- Problem details -
Reproduce the whole listing, character for character.
-- begin --
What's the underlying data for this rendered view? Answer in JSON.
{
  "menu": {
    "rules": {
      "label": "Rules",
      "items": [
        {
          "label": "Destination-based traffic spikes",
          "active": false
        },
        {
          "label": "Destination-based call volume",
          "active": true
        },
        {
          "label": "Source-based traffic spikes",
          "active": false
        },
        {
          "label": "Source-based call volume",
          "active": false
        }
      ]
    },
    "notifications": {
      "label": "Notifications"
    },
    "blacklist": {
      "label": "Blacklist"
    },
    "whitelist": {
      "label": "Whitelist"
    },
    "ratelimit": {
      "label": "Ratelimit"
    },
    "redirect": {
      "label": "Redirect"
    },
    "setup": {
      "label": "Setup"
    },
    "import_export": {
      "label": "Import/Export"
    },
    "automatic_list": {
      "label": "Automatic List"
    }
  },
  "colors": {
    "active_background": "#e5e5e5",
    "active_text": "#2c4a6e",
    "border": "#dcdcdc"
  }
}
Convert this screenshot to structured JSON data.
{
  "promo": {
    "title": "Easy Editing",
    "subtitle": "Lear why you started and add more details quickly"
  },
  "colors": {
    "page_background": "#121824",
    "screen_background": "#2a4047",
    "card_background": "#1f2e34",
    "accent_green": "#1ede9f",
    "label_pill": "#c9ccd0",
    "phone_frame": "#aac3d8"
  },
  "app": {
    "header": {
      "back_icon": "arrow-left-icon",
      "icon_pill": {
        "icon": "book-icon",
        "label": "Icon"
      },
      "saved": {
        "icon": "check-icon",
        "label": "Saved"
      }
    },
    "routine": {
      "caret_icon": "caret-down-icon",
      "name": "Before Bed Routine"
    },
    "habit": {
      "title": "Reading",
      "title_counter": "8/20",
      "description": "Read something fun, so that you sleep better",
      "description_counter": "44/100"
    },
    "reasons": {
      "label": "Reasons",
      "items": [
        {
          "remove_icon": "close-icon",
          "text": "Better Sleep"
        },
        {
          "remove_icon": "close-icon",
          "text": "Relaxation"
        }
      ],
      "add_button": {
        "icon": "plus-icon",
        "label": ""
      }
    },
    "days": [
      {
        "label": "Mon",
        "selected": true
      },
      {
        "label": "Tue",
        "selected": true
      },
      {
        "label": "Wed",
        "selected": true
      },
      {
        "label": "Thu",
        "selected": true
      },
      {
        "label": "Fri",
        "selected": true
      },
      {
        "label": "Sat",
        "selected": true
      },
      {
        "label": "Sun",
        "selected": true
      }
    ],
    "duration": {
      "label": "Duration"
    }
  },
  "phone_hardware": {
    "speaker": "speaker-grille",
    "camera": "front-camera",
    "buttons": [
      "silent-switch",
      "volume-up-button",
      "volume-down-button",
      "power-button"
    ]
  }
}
-- end --
- Answer to this problem -
What's the underlying data for this rendered view? Answer in JSON.
{
  "menu": {
    "rules": {
      "label": "Rules",
      "items": [
        {
          "label": "Destination-based traffic spikes",
          "active": false
        },
        {
          "label": "Destination-based call volume",
          "active": true
        },
        {
          "label": "Source-based traffic spikes",
          "active": false
        },
        {
          "label": "Source-based call volume",
          "active": false
        }
      ]
    },
    "notifications": {
      "label": "Notifications"
    },
    "blacklist": {
      "label": "Blacklist"
    },
    "whitelist": {
      "label": "Whitelist"
    },
    "ratelimit": {
      "label": "Ratelimit"
    },
    "redirect": {
      "label": "Redirect"
    },
    "setup": {
      "label": "Setup"
    },
    "import_export": {
      "label": "Import/Export"
    },
    "automatic_list": {
      "label": "Automatic List"
    }
  },
  "colors": {
    "active_background": "#e5e5e5",
    "active_text": "#2c4a6e",
    "border": "#dcdcdc"
  }
}
Convert this screenshot to structured JSON data.
{
  "promo": {
    "title": "Easy Editing",
    "subtitle": "Lear why you started and add more details quickly"
  },
  "colors": {
    "page_background": "#121824",
    "screen_background": "#2a4047",
    "card_background": "#1f2e34",
    "accent_green": "#1ede9f",
    "label_pill": "#c9ccd0",
    "phone_frame": "#aac3d8"
  },
  "app": {
    "header": {
      "back_icon": "arrow-left-icon",
      "icon_pill": {
        "icon": "book-icon",
        "label": "Icon"
      },
      "saved": {
        "icon": "check-icon",
        "label": "Saved"
      }
    },
    "routine": {
      "caret_icon": "caret-down-icon",
      "name": "Before Bed Routine"
    },
    "habit": {
      "title": "Reading",
      "title_counter": "8/20",
      "description": "Read something fun, so that you sleep better",
      "description_counter": "44/100"
    },
    "reasons": {
      "label": "Reasons",
      "items": [
        {
          "remove_icon": "close-icon",
          "text": "Better Sleep"
        },
        {
          "remove_icon": "close-icon",
          "text": "Relaxation"
        }
      ],
      "add_button": {
        "icon": "plus-icon",
        "label": ""
      }
    },
    "days": [
      {
        "label": "Mon",
        "selected": true
      },
      {
        "label": "Tue",
        "selected": true
      },
      {
        "label": "Wed",
        "selected": true
      },
      {
        "label": "Thu",
        "selected": true
      },
      {
        "label": "Fri",
        "selected": true
      },
      {
        "label": "Sat",
        "selected": true
      },
      {
        "label": "Sun",
        "selected": true
      }
    ],
    "duration": {
      "label": "Duration"
    }
  },
  "phone_hardware": {
    "speaker": "speaker-grille",
    "camera": "front-camera",
    "buttons": [
      "silent-switch",
      "volume-up-button",
      "volume-down-button",
      "power-button"
    ]
  }
}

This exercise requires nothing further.